**Task directions**
Restate the records in their entirety, word for word.

**Listed entries**
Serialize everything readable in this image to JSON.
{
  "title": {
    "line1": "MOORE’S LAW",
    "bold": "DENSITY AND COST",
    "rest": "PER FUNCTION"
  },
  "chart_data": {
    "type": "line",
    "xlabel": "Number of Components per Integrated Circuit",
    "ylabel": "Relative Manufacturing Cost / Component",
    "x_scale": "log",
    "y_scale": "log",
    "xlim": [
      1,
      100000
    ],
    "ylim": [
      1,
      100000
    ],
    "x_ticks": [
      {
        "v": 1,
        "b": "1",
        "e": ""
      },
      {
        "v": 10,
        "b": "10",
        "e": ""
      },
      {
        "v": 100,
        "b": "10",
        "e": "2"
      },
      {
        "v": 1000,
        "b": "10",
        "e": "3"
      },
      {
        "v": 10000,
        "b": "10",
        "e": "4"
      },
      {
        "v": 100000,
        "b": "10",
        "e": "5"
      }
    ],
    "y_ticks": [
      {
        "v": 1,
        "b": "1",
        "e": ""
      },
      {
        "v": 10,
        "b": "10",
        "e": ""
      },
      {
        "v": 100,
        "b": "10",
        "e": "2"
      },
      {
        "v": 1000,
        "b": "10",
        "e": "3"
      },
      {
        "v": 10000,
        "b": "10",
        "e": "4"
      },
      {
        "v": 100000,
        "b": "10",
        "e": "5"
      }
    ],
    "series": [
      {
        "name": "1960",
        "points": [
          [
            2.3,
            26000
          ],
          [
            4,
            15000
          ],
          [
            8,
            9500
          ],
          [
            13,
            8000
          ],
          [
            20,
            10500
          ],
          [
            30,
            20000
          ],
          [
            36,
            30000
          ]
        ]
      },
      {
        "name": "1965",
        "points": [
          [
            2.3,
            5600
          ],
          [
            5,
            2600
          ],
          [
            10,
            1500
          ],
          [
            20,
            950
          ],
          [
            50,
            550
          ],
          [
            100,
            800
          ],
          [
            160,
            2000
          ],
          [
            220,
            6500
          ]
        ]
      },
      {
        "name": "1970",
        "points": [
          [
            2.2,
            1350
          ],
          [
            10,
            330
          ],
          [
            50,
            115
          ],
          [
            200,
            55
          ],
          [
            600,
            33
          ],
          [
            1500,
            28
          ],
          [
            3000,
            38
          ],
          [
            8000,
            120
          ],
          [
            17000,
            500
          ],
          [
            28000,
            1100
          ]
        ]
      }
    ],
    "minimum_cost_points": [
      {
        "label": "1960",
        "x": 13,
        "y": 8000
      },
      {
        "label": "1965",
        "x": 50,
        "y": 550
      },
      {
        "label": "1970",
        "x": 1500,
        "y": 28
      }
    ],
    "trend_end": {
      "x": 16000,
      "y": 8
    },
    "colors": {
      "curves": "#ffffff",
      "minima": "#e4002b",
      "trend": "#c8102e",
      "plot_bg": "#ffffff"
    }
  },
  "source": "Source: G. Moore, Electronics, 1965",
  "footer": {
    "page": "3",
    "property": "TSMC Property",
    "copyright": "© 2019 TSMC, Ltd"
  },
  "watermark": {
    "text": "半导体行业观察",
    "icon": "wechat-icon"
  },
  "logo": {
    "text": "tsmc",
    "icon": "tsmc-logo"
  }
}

**Final answer**
Serialize everything readable in this image to JSON.
{
  "title": {
    "line1": "MOORE’S LAW",
    "bold": "DENSITY AND COST",
    "rest": "PER FUNCTION"
  },
  "chart_data": {
    "type": "line",
    "xlabel": "Number of Components per Integrated Circuit",
    "ylabel": "Relative Manufacturing Cost / Component",
    "x_scale": "log",
    "y_scale": "log",
    "xlim": [
      1,
      100000
    ],
    "ylim": [
      1,
      100000
    ],
    "x_ticks": [
      {
        "v": 1,
        "b": "1",
        "e": ""
      },
      {
        "v": 10,
        "b": "10",
        "e": ""
      },
      {
        "v": 100,
        "b": "10",
        "e": "2"
      },
      {
        "v": 1000,
        "b": "10",
        "e": "3"
      },
      {
        "v": 10000,
        "b": "10",
        "e": "4"
      },
      {
        "v": 100000,
        "b": "10",
        "e": "5"
      }
    ],
    "y_ticks": [
      {
        "v": 1,
        "b": "1",
        "e": ""
      },
      {
        "v": 10,
        "b": "10",
        "e": ""
      },
      {
        "v": 100,
        "b": "10",
        "e": "2"
      },
      {
        "v": 1000,
        "b": "10",
        "e": "3"
      },
      {
        "v": 10000,
        "b": "10",
        "e": "4"
      },
      {
        "v": 100000,
        "b": "10",
        "e": "5"
      }
    ],
    "series": [
      {
        "name": "1960",
        "points": [
          [
            2.3,
            26000
          ],
          [
            4,
            15000
          ],
          [
            8,
            9500
          ],
          [
            13,
            8000
          ],
          [
            20,
            10500
          ],
          [
            30,
            20000
          ],
          [
            36,
            30000
          ]
        ]
      },
      {
        "name": "1965",
        "points": [
          [
            2.3,
            5600
          ],
          [
            5,
            2600
          ],
          [
            10,
            1500
          ],
          [
            20,
            950
          ],
          [
            50,
            550
          ],
          [
            100,
            800
          ],
          [
            160,
            2000
          ],
          [
            220,
            6500
          ]
        ]
      },
      {
        "name": "1970",
        "points": [
          [
            2.2,
            1350
          ],
          [
            10,
            330
          ],
          [
            50,
            115
          ],
          [
            200,
            55
          ],
          [
            600,
            33
          ],
          [
            1500,
            28
          ],
          [
            3000,
            38
          ],
          [
            8000,
            120
          ],
          [
            17000,
            500
          ],
          [
            28000,
            1100
          ]
        ]
      }
    ],
    "minimum_cost_points": [
      {
        "label": "1960",
        "x": 13,
        "y": 8000
      },
      {
        "label": "1965",
        "x": 50,
        "y": 550
      },
      {
        "label": "1970",
        "x": 1500,
        "y": 28
      }
    ],
    "trend_end": {
      "x": 16000,
      "y": 8
    },
    "colors": {
      "curves": "#ffffff",
      "minima": "#e4002b",
      "trend": "#c8102e",
      "plot_bg": "#ffffff"
    }
  },
  "source": "Source: G. Moore, Electronics, 1965",
  "footer": {
    "page": "3",
    "property": "TSMC Property",
    "copyright": "© 2019 TSMC, Ltd"
  },
  "watermark": {
    "text": "半导体行业观察",
    "icon": "wechat-icon"
  },
  "logo": {
    "text": "tsmc",
    "icon": "tsmc-logo"
  }
}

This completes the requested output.